WHAT IS EXPECTED: Reproduce every entry exactly and leave its pictures out.

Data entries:

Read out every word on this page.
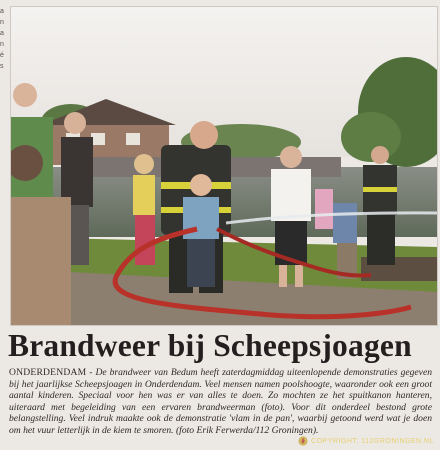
a
n
a
n
é
s
Brandweer bij Scheepsjoagen
ONDERDENDAM - De brandweer van Bedum heeft zaterdagmiddag uiteenlopende demonstraties gegeven bij het jaarlijkse Scheepsjoagen in Onderdendam. Veel mensen namen poolshoogte, waaronder ook een groot aantal kinderen. Speciaal voor hen was er van alles te doen. Zo mochten ze het spuitkanon hanteren, uiteraard met begeleiding van een ervaren brandweerman (foto). Voor dit onderdeel bestond grote belangstelling. Veel indruk maakte ook de demonstratie 'vlam in de pan', waarbij getoond werd wat je doen om het vuur letterlijk in de kiem te smoren. (foto Erik Ferwerda/112 Groningen).
COPYRIGHT: 112GRONINGEN.NL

SOLUTION TO THIS TASK:
Read out every word on this page.
a
n
a
n
é
s
Brandweer bij Scheepsjoagen
ONDERDENDAM - De brandweer van Bedum heeft zaterdagmiddag uiteenlopende demonstraties gegeven bij het jaarlijkse Scheepsjoagen in Onderdendam. Veel mensen namen poolshoogte, waaronder ook een groot aantal kinderen. Speciaal voor hen was er van alles te doen. Zo mochten ze het spuitkanon hanteren, uiteraard met begeleiding van een ervaren brandweerman (foto). Voor dit onderdeel bestond grote belangstelling. Veel indruk maakte ook de demonstratie 'vlam in de pan', waarbij getoond werd wat je doen om het vuur letterlijk in de kiem te smoren. (foto Erik Ferwerda/112 Groningen).
COPYRIGHT: 112GRONINGEN.NL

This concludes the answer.